◆ Data lines ◆
____________________

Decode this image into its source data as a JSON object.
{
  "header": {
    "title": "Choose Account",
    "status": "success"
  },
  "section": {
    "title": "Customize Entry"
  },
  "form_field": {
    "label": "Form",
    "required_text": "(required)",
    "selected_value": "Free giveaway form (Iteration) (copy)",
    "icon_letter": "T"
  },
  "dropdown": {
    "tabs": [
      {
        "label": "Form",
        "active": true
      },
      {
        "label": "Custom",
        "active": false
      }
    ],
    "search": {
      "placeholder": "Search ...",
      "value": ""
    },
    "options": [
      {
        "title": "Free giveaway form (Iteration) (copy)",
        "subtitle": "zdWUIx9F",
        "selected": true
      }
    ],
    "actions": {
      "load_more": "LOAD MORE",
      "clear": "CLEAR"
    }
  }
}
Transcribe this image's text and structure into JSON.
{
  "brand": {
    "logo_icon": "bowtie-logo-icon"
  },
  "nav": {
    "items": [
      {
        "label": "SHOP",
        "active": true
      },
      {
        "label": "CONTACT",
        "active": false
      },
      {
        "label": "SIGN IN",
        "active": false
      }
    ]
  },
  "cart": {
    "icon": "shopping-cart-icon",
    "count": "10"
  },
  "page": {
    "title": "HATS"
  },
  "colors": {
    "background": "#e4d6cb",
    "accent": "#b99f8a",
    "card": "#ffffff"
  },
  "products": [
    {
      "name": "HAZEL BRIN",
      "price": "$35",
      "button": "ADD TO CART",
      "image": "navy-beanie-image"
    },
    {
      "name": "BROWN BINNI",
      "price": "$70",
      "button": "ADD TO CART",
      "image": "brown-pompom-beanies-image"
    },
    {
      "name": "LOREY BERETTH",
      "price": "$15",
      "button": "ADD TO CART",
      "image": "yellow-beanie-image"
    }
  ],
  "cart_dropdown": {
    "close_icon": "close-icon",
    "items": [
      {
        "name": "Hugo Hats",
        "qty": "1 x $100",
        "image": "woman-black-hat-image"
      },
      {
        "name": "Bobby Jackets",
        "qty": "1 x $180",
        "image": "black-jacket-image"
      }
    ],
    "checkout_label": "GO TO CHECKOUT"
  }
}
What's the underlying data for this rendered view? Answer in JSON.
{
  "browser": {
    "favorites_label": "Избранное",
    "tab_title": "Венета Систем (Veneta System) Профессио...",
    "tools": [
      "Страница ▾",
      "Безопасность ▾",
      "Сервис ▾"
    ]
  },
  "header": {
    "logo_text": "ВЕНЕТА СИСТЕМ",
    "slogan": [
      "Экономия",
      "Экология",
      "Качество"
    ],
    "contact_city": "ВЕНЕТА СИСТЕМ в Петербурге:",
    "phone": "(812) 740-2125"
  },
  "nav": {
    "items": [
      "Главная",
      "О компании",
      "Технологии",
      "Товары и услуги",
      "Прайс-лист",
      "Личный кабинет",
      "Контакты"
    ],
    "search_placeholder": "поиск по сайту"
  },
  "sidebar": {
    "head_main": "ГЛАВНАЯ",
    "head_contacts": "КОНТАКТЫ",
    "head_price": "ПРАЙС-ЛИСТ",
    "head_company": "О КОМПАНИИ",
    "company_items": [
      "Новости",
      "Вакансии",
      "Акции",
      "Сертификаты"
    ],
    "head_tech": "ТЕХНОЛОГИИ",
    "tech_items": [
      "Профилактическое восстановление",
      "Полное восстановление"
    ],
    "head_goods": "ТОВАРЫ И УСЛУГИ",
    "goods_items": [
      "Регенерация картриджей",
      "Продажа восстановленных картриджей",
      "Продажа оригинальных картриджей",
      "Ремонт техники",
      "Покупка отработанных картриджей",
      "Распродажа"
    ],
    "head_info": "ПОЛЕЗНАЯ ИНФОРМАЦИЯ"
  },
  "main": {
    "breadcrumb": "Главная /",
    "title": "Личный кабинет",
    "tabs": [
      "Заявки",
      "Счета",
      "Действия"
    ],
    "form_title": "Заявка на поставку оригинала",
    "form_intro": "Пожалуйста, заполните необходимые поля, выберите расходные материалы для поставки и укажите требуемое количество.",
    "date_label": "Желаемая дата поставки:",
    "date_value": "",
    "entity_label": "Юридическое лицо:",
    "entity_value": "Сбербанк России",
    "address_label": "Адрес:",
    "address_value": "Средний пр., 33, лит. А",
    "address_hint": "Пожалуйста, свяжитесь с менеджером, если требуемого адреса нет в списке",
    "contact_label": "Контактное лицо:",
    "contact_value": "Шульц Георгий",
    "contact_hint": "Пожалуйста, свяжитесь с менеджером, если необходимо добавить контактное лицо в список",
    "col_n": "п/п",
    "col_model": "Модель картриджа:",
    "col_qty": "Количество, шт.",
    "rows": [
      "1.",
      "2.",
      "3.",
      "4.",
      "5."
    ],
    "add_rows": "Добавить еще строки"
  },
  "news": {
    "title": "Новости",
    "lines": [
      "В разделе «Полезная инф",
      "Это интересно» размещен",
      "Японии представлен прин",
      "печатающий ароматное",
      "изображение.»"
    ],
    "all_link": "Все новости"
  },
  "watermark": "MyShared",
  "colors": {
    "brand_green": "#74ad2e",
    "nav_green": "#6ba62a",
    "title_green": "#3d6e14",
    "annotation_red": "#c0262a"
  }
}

____________________

◆ Task details ◆
Every record above should be copied exactly.

◆ Full solution ◆
Decode this image into its source data as a JSON object.
{
  "header": {
    "title": "Choose Account",
    "status": "success"
  },
  "section": {
    "title": "Customize Entry"
  },
  "form_field": {
    "label": "Form",
    "required_text": "(required)",
    "selected_value": "Free giveaway form (Iteration) (copy)",
    "icon_letter": "T"
  },
  "dropdown": {
    "tabs": [
      {
        "label": "Form",
        "active": true
      },
      {
        "label": "Custom",
        "active": false
      }
    ],
    "search": {
      "placeholder": "Search ...",
      "value": ""
    },
    "options": [
      {
        "title": "Free giveaway form (Iteration) (copy)",
        "subtitle": "zdWUIx9F",
        "selected": true
      }
    ],
    "actions": {
      "load_more": "LOAD MORE",
      "clear": "CLEAR"
    }
  }
}
Transcribe this image's text and structure into JSON.
{
  "brand": {
    "logo_icon": "bowtie-logo-icon"
  },
  "nav": {
    "items": [
      {
        "label": "SHOP",
        "active": true
      },
      {
        "label": "CONTACT",
        "active": false
      },
      {
        "label": "SIGN IN",
        "active": false
      }
    ]
  },
  "cart": {
    "icon": "shopping-cart-icon",
    "count": "10"
  },
  "page": {
    "title": "HATS"
  },
  "colors": {
    "background": "#e4d6cb",
    "accent": "#b99f8a",
    "card": "#ffffff"
  },
  "products": [
    {
      "name": "HAZEL BRIN",
      "price": "$35",
      "button": "ADD TO CART",
      "image": "navy-beanie-image"
    },
    {
      "name": "BROWN BINNI",
      "price": "$70",
      "button": "ADD TO CART",
      "image": "brown-pompom-beanies-image"
    },
    {
      "name": "LOREY BERETTH",
      "price": "$15",
      "button": "ADD TO CART",
      "image": "yellow-beanie-image"
    }
  ],
  "cart_dropdown": {
    "close_icon": "close-icon",
    "items": [
      {
        "name": "Hugo Hats",
        "qty": "1 x $100",
        "image": "woman-black-hat-image"
      },
      {
        "name": "Bobby Jackets",
        "qty": "1 x $180",
        "image": "black-jacket-image"
      }
    ],
    "checkout_label": "GO TO CHECKOUT"
  }
}
What's the underlying data for this rendered view? Answer in JSON.
{
  "browser": {
    "favorites_label": "Избранное",
    "tab_title": "Венета Систем (Veneta System) Профессио...",
    "tools": [
      "Страница ▾",
      "Безопасность ▾",
      "Сервис ▾"
    ]
  },
  "header": {
    "logo_text": "ВЕНЕТА СИСТЕМ",
    "slogan": [
      "Экономия",
      "Экология",
      "Качество"
    ],
    "contact_city": "ВЕНЕТА СИСТЕМ в Петербурге:",
    "phone": "(812) 740-2125"
  },
  "nav": {
    "items": [
      "Главная",
      "О компании",
      "Технологии",
      "Товары и услуги",
      "Прайс-лист",
      "Личный кабинет",
      "Контакты"
    ],
    "search_placeholder": "поиск по сайту"
  },
  "sidebar": {
    "head_main": "ГЛАВНАЯ",
    "head_contacts": "КОНТАКТЫ",
    "head_price": "ПРАЙС-ЛИСТ",
    "head_company": "О КОМПАНИИ",
    "company_items": [
      "Новости",
      "Вакансии",
      "Акции",
      "Сертификаты"
    ],
    "head_tech": "ТЕХНОЛОГИИ",
    "tech_items": [
      "Профилактическое восстановление",
      "Полное восстановление"
    ],
    "head_goods": "ТОВАРЫ И УСЛУГИ",
    "goods_items": [
      "Регенерация картриджей",
      "Продажа восстановленных картриджей",
      "Продажа оригинальных картриджей",
      "Ремонт техники",
      "Покупка отработанных картриджей",
      "Распродажа"
    ],
    "head_info": "ПОЛЕЗНАЯ ИНФОРМАЦИЯ"
  },
  "main": {
    "breadcrumb": "Главная /",
    "title": "Личный кабинет",
    "tabs": [
      "Заявки",
      "Счета",
      "Действия"
    ],
    "form_title": "Заявка на поставку оригинала",
    "form_intro": "Пожалуйста, заполните необходимые поля, выберите расходные материалы для поставки и укажите требуемое количество.",
    "date_label": "Желаемая дата поставки:",
    "date_value": "",
    "entity_label": "Юридическое лицо:",
    "entity_value": "Сбербанк России",
    "address_label": "Адрес:",
    "address_value": "Средний пр., 33, лит. А",
    "address_hint": "Пожалуйста, свяжитесь с менеджером, если требуемого адреса нет в списке",
    "contact_label": "Контактное лицо:",
    "contact_value": "Шульц Георгий",
    "contact_hint": "Пожалуйста, свяжитесь с менеджером, если необходимо добавить контактное лицо в список",
    "col_n": "п/п",
    "col_model": "Модель картриджа:",
    "col_qty": "Количество, шт.",
    "rows": [
      "1.",
      "2.",
      "3.",
      "4.",
      "5."
    ],
    "add_rows": "Добавить еще строки"
  },
  "news": {
    "title": "Новости",
    "lines": [
      "В разделе «Полезная инф",
      "Это интересно» размещен",
      "Японии представлен прин",
      "печатающий ароматное",
      "изображение.»"
    ],
    "all_link": "Все новости"
  },
  "watermark": "MyShared",
  "colors": {
    "brand_green": "#74ad2e",
    "nav_green": "#6ba62a",
    "title_green": "#3d6e14",
    "annotation_red": "#c0262a"
  }
}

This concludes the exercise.